TASK BRIEF. Output each entry verbatim and exclude every picture from it.

— Begin EXTRACTED INFORMATION —

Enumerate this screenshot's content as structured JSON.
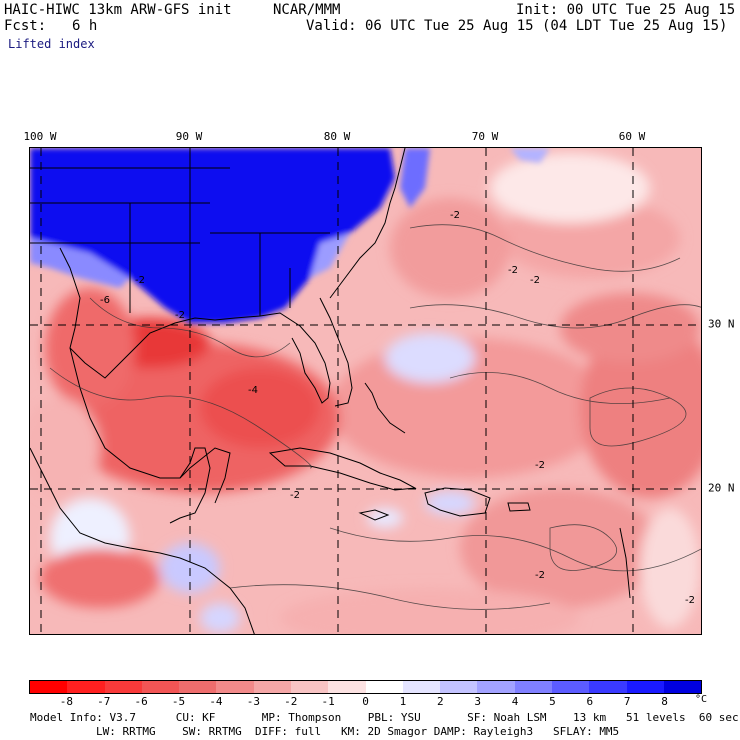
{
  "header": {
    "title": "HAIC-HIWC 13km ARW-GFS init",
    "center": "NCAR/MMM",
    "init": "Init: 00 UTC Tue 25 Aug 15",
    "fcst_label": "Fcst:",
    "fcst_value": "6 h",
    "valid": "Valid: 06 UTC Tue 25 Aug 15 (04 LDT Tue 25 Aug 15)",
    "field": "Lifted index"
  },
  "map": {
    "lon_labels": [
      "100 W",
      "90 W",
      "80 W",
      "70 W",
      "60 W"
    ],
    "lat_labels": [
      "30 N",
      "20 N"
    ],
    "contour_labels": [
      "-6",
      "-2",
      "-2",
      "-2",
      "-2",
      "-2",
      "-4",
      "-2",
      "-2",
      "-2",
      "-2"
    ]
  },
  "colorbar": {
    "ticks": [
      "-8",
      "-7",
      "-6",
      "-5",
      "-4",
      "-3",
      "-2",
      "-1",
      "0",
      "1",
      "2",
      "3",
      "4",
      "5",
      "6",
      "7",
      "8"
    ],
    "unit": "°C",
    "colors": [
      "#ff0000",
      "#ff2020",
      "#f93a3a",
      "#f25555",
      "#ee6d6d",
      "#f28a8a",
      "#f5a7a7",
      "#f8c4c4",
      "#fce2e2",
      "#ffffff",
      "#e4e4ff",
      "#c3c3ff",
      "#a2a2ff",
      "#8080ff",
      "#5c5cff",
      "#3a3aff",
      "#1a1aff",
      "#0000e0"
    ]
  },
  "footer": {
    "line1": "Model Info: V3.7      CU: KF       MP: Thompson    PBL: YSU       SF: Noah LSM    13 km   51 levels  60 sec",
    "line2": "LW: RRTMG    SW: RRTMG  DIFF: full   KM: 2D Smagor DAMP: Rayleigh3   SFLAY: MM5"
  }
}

— End EXTRACTED INFORMATION —

CORRECT ANSWER.
Enumerate this screenshot's content as structured JSON.
{
  "header": {
    "title": "HAIC-HIWC 13km ARW-GFS init",
    "center": "NCAR/MMM",
    "init": "Init: 00 UTC Tue 25 Aug 15",
    "fcst_label": "Fcst:",
    "fcst_value": "6 h",
    "valid": "Valid: 06 UTC Tue 25 Aug 15 (04 LDT Tue 25 Aug 15)",
    "field": "Lifted index"
  },
  "map": {
    "lon_labels": [
      "100 W",
      "90 W",
      "80 W",
      "70 W",
      "60 W"
    ],
    "lat_labels": [
      "30 N",
      "20 N"
    ],
    "contour_labels": [
      "-6",
      "-2",
      "-2",
      "-2",
      "-2",
      "-2",
      "-4",
      "-2",
      "-2",
      "-2",
      "-2"
    ]
  },
  "colorbar": {
    "ticks": [
      "-8",
      "-7",
      "-6",
      "-5",
      "-4",
      "-3",
      "-2",
      "-1",
      "0",
      "1",
      "2",
      "3",
      "4",
      "5",
      "6",
      "7",
      "8"
    ],
    "unit": "°C",
    "colors": [
      "#ff0000",
      "#ff2020",
      "#f93a3a",
      "#f25555",
      "#ee6d6d",
      "#f28a8a",
      "#f5a7a7",
      "#f8c4c4",
      "#fce2e2",
      "#ffffff",
      "#e4e4ff",
      "#c3c3ff",
      "#a2a2ff",
      "#8080ff",
      "#5c5cff",
      "#3a3aff",
      "#1a1aff",
      "#0000e0"
    ]
  },
  "footer": {
    "line1": "Model Info: V3.7      CU: KF       MP: Thompson    PBL: YSU       SF: Noah LSM    13 km   51 levels  60 sec",
    "line2": "LW: RRTMG    SW: RRTMG  DIFF: full   KM: 2D Smagor DAMP: Rayleigh3   SFLAY: MM5"
  }
}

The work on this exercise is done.